TASK TO CARRY OUT »
Repeat every line below exactly as it reads.

Extracted records:
-------------------------
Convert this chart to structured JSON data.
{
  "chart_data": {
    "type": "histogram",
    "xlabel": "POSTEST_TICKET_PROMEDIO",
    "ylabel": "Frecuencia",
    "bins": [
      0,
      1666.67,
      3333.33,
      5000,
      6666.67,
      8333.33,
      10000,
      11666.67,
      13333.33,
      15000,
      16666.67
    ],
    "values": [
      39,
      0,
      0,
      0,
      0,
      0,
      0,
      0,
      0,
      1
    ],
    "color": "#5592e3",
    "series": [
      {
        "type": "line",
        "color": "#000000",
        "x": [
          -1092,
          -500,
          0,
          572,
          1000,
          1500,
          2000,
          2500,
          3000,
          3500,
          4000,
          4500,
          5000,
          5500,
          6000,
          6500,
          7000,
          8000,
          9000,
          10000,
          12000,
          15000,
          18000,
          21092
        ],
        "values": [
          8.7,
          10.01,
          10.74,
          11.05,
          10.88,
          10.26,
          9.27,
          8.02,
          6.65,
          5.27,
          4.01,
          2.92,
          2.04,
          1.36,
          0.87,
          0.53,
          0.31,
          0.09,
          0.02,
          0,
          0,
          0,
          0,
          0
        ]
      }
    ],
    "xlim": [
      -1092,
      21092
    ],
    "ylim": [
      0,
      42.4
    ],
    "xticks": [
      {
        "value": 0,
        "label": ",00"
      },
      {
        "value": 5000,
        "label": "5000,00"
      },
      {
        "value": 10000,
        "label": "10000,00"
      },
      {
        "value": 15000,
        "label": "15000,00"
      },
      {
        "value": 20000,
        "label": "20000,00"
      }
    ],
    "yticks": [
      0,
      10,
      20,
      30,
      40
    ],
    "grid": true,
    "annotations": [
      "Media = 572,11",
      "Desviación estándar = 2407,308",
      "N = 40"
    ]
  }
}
-------------------------
THE SOLUTION »
Convert this chart to structured JSON data.
{
  "chart_data": {
    "type": "histogram",
    "xlabel": "POSTEST_TICKET_PROMEDIO",
    "ylabel": "Frecuencia",
    "bins": [
      0,
      1666.67,
      3333.33,
      5000,
      6666.67,
      8333.33,
      10000,
      11666.67,
      13333.33,
      15000,
      16666.67
    ],
    "values": [
      39,
      0,
      0,
      0,
      0,
      0,
      0,
      0,
      0,
      1
    ],
    "color": "#5592e3",
    "series": [
      {
        "type": "line",
        "color": "#000000",
        "x": [
          -1092,
          -500,
          0,
          572,
          1000,
          1500,
          2000,
          2500,
          3000,
          3500,
          4000,
          4500,
          5000,
          5500,
          6000,
          6500,
          7000,
          8000,
          9000,
          10000,
          12000,
          15000,
          18000,
          21092
        ],
        "values": [
          8.7,
          10.01,
          10.74,
          11.05,
          10.88,
          10.26,
          9.27,
          8.02,
          6.65,
          5.27,
          4.01,
          2.92,
          2.04,
          1.36,
          0.87,
          0.53,
          0.31,
          0.09,
          0.02,
          0,
          0,
          0,
          0,
          0
        ]
      }
    ],
    "xlim": [
      -1092,
      21092
    ],
    "ylim": [
      0,
      42.4
    ],
    "xticks": [
      {
        "value": 0,
        "label": ",00"
      },
      {
        "value": 5000,
        "label": "5000,00"
      },
      {
        "value": 10000,
        "label": "10000,00"
      },
      {
        "value": 15000,
        "label": "15000,00"
      },
      {
        "value": 20000,
        "label": "20000,00"
      }
    ],
    "yticks": [
      0,
      10,
      20,
      30,
      40
    ],
    "grid": true,
    "annotations": [
      "Media = 572,11",
      "Desviación estándar = 2407,308",
      "N = 40"
    ]
  }
}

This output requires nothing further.